### EXERCISE DATA
════════════════════

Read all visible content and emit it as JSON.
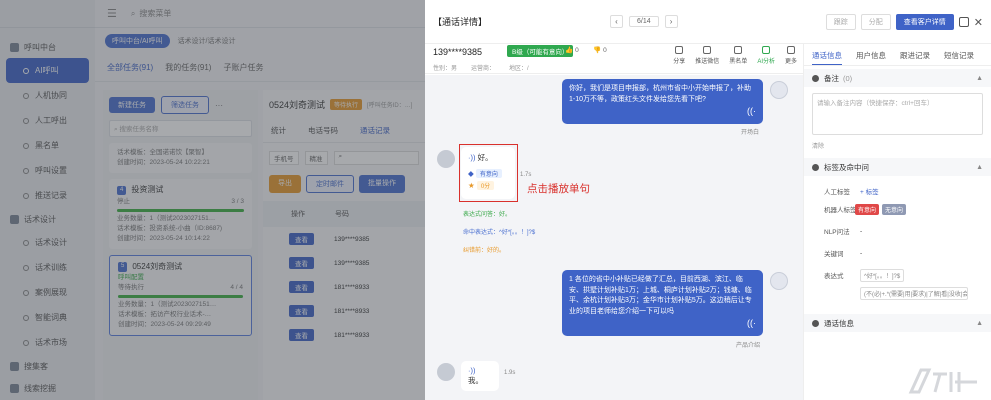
{
  "sidebar": {
    "groups": [
      {
        "label": "呼叫中台",
        "items": [
          {
            "label": "AI呼叫",
            "active": true
          },
          {
            "label": "人机协同"
          },
          {
            "label": "人工呼出"
          },
          {
            "label": "黑名单"
          },
          {
            "label": "呼叫设置"
          },
          {
            "label": "推送记录"
          }
        ]
      },
      {
        "label": "话术设计",
        "items": [
          {
            "label": "话术设计"
          },
          {
            "label": "话术训练"
          },
          {
            "label": "案例展现"
          },
          {
            "label": "智能词典"
          },
          {
            "label": "话术市场"
          }
        ]
      },
      {
        "label": "搜集客",
        "items": []
      },
      {
        "label": "线索挖掘",
        "items": []
      }
    ]
  },
  "main": {
    "search_placeholder": "搜索菜单",
    "breadcrumb_chips": [
      "呼叫中台/AI呼叫",
      "话术设计/话术设计"
    ],
    "tabs": [
      "全部任务(91)",
      "我的任务(91)",
      "子账户任务"
    ],
    "new_task": "新建任务",
    "filter_task": "筛选任务",
    "more": "···",
    "task_search_placeholder": "搜索任务名称",
    "tasks": [
      {
        "num": "",
        "name": "",
        "lines": [
          "话术模板：全国诺诺饮【聚智】",
          "创建时间：2023-05-24 10:22:21"
        ]
      },
      {
        "num": "4",
        "name": "投资测试",
        "status": "停止",
        "progress": "3 / 3",
        "lines": [
          "业务数量：1（测试2023027151…",
          "话术模板：投资系统-小曲（ID:8687)",
          "创建时间：2023-05-24 10:14:22"
        ]
      },
      {
        "num": "5",
        "name": "0524刘奇测试",
        "sub": "呼叫配置",
        "status": "等待执行",
        "progress": "4 / 4",
        "lines": [
          "业务数量：1（测试2023027151…",
          "话术模板：拓访产权行业话术-…",
          "创建时间：2023-05-24 09:29:49"
        ]
      }
    ],
    "detail_title": "0524刘奇测试",
    "detail_badge": "等待执行",
    "detail_sub": "[呼叫任务ID：…]",
    "detail_tabs": [
      "统计",
      "电话号码",
      "通话记录"
    ],
    "filters": [
      "手机号",
      "精准",
      ""
    ],
    "actions": [
      "导出",
      "定时邮件",
      "批量操作"
    ],
    "table_headers": [
      "操作",
      "号码"
    ],
    "table_rows": [
      {
        "op": "查看",
        "num": "139****9385"
      },
      {
        "op": "查看",
        "num": "139****9385"
      },
      {
        "op": "查看",
        "num": "181****8933"
      },
      {
        "op": "查看",
        "num": "181****8933"
      },
      {
        "op": "查看",
        "num": "181****8933"
      }
    ]
  },
  "drawer": {
    "title": "【通话详情】",
    "pager": "6/14",
    "prev": "‹",
    "next": "›",
    "btn_follow": "跟踪",
    "btn_assign": "分配",
    "btn_customer": "查看客户详情",
    "phone": "139****9385",
    "level": "B级（可能有意向）",
    "likes": "0",
    "dislikes": "0",
    "meta": [
      "性别：男",
      "运营商：",
      "地区：/"
    ],
    "actions": [
      "分享",
      "推送微信",
      "黑名单",
      "AI分析",
      "更多"
    ],
    "chat": [
      {
        "side": "right",
        "text": "你好，我们是项目申报部，杭州市省中小开始申报了，补助1-10万不等，政策红头文件发给您先看下吧?",
        "caption": "开场白"
      },
      {
        "side": "left",
        "text": "好。",
        "duration": "1.7s",
        "intent": "有意向",
        "score": "0分",
        "hit_question": "表达式问答：好。",
        "hit_expr": "命中表达式：^好*[。。！]?$",
        "correct": "纠错前：好的。"
      },
      {
        "side": "right",
        "text": "1 各位的省中小补贴已经做了汇总，目前西湖、滨江、临安、拱墅计划补贴1万；上城、桐庐计划补贴2万；钱塘、临平、余杭计划补贴3万；金华市计划补贴5万。这边稍后让专业的项目老师给您介绍一下可以吗",
        "caption": "产品介绍"
      },
      {
        "side": "left",
        "text": "我。",
        "duration": "1.9s"
      }
    ],
    "annotation": "点击播放单句",
    "right_tabs": [
      "通话信息",
      "用户信息",
      "跟进记录",
      "短信记录"
    ],
    "note_title": "备注",
    "note_count": "(0)",
    "note_placeholder": "请输入备注内容（快捷保存：ctrl+回车）",
    "clear": "清除",
    "tags_title": "标签及命中问",
    "manual_tag_label": "人工标签",
    "add_tag": "+ 标签",
    "robot_tag_label": "机器人标签",
    "robot_tags": [
      "有意向",
      "无意向"
    ],
    "nlp_label": "NLP问法",
    "nlp_value": "-",
    "keyword_label": "关键词",
    "keyword_value": "-",
    "expr_label": "表达式",
    "expr_values": [
      "^好*[。。！]?$",
      "(不(必|+.*(需要|用|要求)|了解|看|没收|会|..."
    ],
    "call_info_title": "通话信息"
  },
  "colors": {
    "primary": "#3f63c7",
    "green": "#2fa84f",
    "red": "#d9302c"
  }
}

════════════════════

### EXERCISE OBJECTIVE
Without the pictures, repeat the listing above exactly.

### WRITTEN REPLY
Read all visible content and emit it as JSON.
{
  "sidebar": {
    "groups": [
      {
        "label": "呼叫中台",
        "items": [
          {
            "label": "AI呼叫",
            "active": true
          },
          {
            "label": "人机协同"
          },
          {
            "label": "人工呼出"
          },
          {
            "label": "黑名单"
          },
          {
            "label": "呼叫设置"
          },
          {
            "label": "推送记录"
          }
        ]
      },
      {
        "label": "话术设计",
        "items": [
          {
            "label": "话术设计"
          },
          {
            "label": "话术训练"
          },
          {
            "label": "案例展现"
          },
          {
            "label": "智能词典"
          },
          {
            "label": "话术市场"
          }
        ]
      },
      {
        "label": "搜集客",
        "items": []
      },
      {
        "label": "线索挖掘",
        "items": []
      }
    ]
  },
  "main": {
    "search_placeholder": "搜索菜单",
    "breadcrumb_chips": [
      "呼叫中台/AI呼叫",
      "话术设计/话术设计"
    ],
    "tabs": [
      "全部任务(91)",
      "我的任务(91)",
      "子账户任务"
    ],
    "new_task": "新建任务",
    "filter_task": "筛选任务",
    "more": "···",
    "task_search_placeholder": "搜索任务名称",
    "tasks": [
      {
        "num": "",
        "name": "",
        "lines": [
          "话术模板：全国诺诺饮【聚智】",
          "创建时间：2023-05-24 10:22:21"
        ]
      },
      {
        "num": "4",
        "name": "投资测试",
        "status": "停止",
        "progress": "3 / 3",
        "lines": [
          "业务数量：1（测试2023027151…",
          "话术模板：投资系统-小曲（ID:8687)",
          "创建时间：2023-05-24 10:14:22"
        ]
      },
      {
        "num": "5",
        "name": "0524刘奇测试",
        "sub": "呼叫配置",
        "status": "等待执行",
        "progress": "4 / 4",
        "lines": [
          "业务数量：1（测试2023027151…",
          "话术模板：拓访产权行业话术-…",
          "创建时间：2023-05-24 09:29:49"
        ]
      }
    ],
    "detail_title": "0524刘奇测试",
    "detail_badge": "等待执行",
    "detail_sub": "[呼叫任务ID：…]",
    "detail_tabs": [
      "统计",
      "电话号码",
      "通话记录"
    ],
    "filters": [
      "手机号",
      "精准",
      ""
    ],
    "actions": [
      "导出",
      "定时邮件",
      "批量操作"
    ],
    "table_headers": [
      "操作",
      "号码"
    ],
    "table_rows": [
      {
        "op": "查看",
        "num": "139****9385"
      },
      {
        "op": "查看",
        "num": "139****9385"
      },
      {
        "op": "查看",
        "num": "181****8933"
      },
      {
        "op": "查看",
        "num": "181****8933"
      },
      {
        "op": "查看",
        "num": "181****8933"
      }
    ]
  },
  "drawer": {
    "title": "【通话详情】",
    "pager": "6/14",
    "prev": "‹",
    "next": "›",
    "btn_follow": "跟踪",
    "btn_assign": "分配",
    "btn_customer": "查看客户详情",
    "phone": "139****9385",
    "level": "B级（可能有意向）",
    "likes": "0",
    "dislikes": "0",
    "meta": [
      "性别：男",
      "运营商：",
      "地区：/"
    ],
    "actions": [
      "分享",
      "推送微信",
      "黑名单",
      "AI分析",
      "更多"
    ],
    "chat": [
      {
        "side": "right",
        "text": "你好，我们是项目申报部，杭州市省中小开始申报了，补助1-10万不等，政策红头文件发给您先看下吧?",
        "caption": "开场白"
      },
      {
        "side": "left",
        "text": "好。",
        "duration": "1.7s",
        "intent": "有意向",
        "score": "0分",
        "hit_question": "表达式问答：好。",
        "hit_expr": "命中表达式：^好*[。。！]?$",
        "correct": "纠错前：好的。"
      },
      {
        "side": "right",
        "text": "1 各位的省中小补贴已经做了汇总，目前西湖、滨江、临安、拱墅计划补贴1万；上城、桐庐计划补贴2万；钱塘、临平、余杭计划补贴3万；金华市计划补贴5万。这边稍后让专业的项目老师给您介绍一下可以吗",
        "caption": "产品介绍"
      },
      {
        "side": "left",
        "text": "我。",
        "duration": "1.9s"
      }
    ],
    "annotation": "点击播放单句",
    "right_tabs": [
      "通话信息",
      "用户信息",
      "跟进记录",
      "短信记录"
    ],
    "note_title": "备注",
    "note_count": "(0)",
    "note_placeholder": "请输入备注内容（快捷保存：ctrl+回车）",
    "clear": "清除",
    "tags_title": "标签及命中问",
    "manual_tag_label": "人工标签",
    "add_tag": "+ 标签",
    "robot_tag_label": "机器人标签",
    "robot_tags": [
      "有意向",
      "无意向"
    ],
    "nlp_label": "NLP问法",
    "nlp_value": "-",
    "keyword_label": "关键词",
    "keyword_value": "-",
    "expr_label": "表达式",
    "expr_values": [
      "^好*[。。！]?$",
      "(不(必|+.*(需要|用|要求)|了解|看|没收|会|..."
    ],
    "call_info_title": "通话信息"
  },
  "colors": {
    "primary": "#3f63c7",
    "green": "#2fa84f",
    "red": "#d9302c"
  }
}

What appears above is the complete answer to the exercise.